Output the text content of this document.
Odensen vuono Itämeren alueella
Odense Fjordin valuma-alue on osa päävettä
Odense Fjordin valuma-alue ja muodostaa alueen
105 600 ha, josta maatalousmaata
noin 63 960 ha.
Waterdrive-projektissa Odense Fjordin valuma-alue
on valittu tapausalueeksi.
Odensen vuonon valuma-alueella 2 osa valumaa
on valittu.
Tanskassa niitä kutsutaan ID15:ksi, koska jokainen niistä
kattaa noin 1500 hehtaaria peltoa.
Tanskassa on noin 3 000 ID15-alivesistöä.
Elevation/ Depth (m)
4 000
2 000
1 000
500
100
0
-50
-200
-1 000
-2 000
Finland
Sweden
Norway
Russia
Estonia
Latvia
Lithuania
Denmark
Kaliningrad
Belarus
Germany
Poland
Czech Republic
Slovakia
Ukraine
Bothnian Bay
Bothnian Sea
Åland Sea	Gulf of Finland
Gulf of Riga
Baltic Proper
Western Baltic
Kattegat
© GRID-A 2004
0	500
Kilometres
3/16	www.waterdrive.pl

····················

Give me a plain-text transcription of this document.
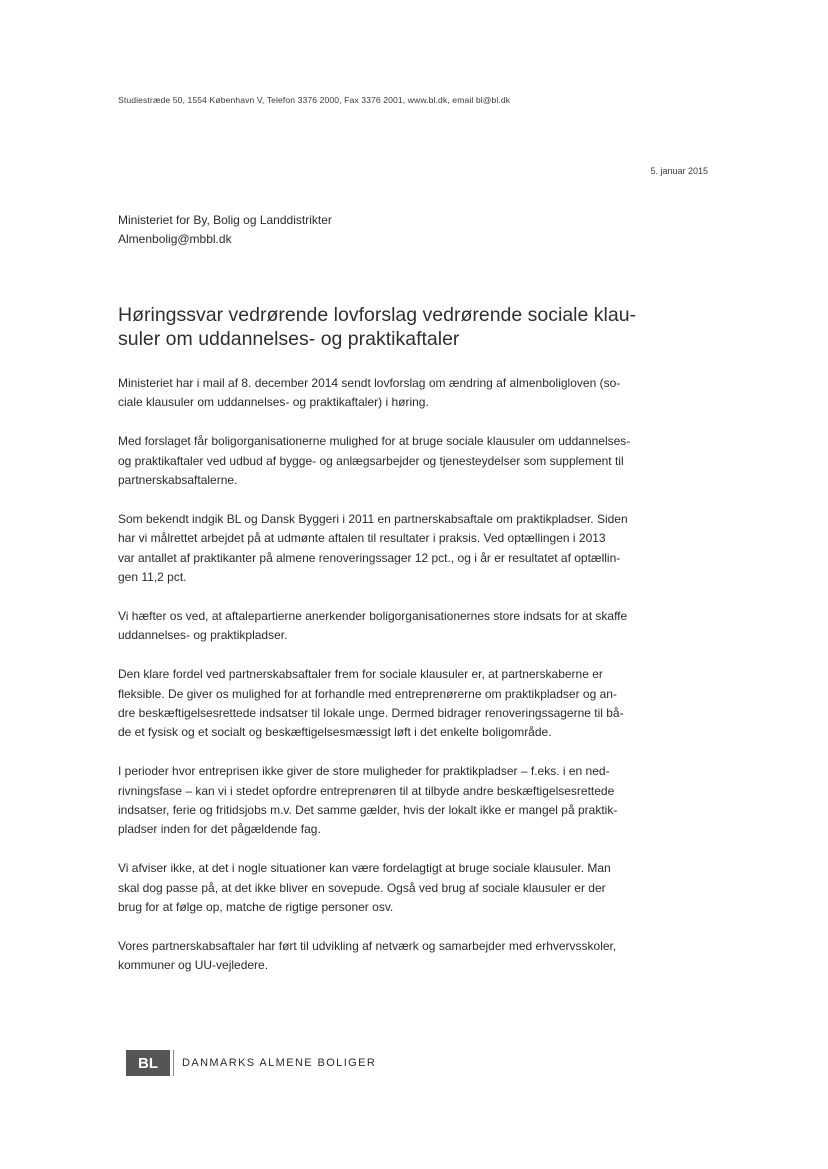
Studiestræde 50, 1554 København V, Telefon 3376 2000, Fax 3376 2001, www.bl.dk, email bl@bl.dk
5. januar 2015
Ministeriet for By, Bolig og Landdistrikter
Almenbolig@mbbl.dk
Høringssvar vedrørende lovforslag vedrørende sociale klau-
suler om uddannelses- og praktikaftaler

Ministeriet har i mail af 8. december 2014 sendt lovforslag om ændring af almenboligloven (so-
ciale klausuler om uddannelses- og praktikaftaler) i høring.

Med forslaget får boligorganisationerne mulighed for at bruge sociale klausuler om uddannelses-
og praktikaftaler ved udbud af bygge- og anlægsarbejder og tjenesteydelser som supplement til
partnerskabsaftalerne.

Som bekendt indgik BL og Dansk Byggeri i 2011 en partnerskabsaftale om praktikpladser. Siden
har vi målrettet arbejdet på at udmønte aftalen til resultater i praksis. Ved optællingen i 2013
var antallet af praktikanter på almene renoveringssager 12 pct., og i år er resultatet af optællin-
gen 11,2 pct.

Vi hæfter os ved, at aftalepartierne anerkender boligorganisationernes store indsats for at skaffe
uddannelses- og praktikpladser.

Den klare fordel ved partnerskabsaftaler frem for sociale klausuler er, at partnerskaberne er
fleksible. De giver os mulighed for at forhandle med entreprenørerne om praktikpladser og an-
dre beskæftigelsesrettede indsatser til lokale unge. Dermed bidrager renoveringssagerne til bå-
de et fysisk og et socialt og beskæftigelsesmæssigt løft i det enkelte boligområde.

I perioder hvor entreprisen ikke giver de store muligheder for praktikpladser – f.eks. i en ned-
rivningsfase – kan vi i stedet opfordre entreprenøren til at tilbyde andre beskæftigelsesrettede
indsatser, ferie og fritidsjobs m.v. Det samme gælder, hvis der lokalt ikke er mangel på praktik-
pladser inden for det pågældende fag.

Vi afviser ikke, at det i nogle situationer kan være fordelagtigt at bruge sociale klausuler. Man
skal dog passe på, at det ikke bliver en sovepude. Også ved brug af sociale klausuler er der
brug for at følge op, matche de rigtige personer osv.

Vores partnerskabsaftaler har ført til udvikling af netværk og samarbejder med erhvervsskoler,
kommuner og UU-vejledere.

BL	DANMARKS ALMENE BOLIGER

····················

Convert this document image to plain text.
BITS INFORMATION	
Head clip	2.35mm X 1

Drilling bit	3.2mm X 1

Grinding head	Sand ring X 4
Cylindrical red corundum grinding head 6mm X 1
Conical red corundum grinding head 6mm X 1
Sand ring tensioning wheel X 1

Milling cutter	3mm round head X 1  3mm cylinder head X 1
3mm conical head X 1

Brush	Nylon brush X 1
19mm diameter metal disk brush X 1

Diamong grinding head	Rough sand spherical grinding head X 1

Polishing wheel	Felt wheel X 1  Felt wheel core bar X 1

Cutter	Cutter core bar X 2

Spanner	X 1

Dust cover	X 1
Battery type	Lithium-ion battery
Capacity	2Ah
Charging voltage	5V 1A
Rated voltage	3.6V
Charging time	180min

····················

- [Given problem] Copy out each line of the entries that holds "praktikpladser".

- [Task solution]
Som bekendt indgik BL og Dansk Byggeri i 2011 en partnerskabsaftale om praktikpladser. Siden
uddannelses- og praktikpladser.
fleksible. De giver os mulighed for at forhandle med entreprenørerne om praktikpladser og an-
I perioder hvor entreprisen ikke giver de store muligheder for praktikpladser – f.eks. i en ned-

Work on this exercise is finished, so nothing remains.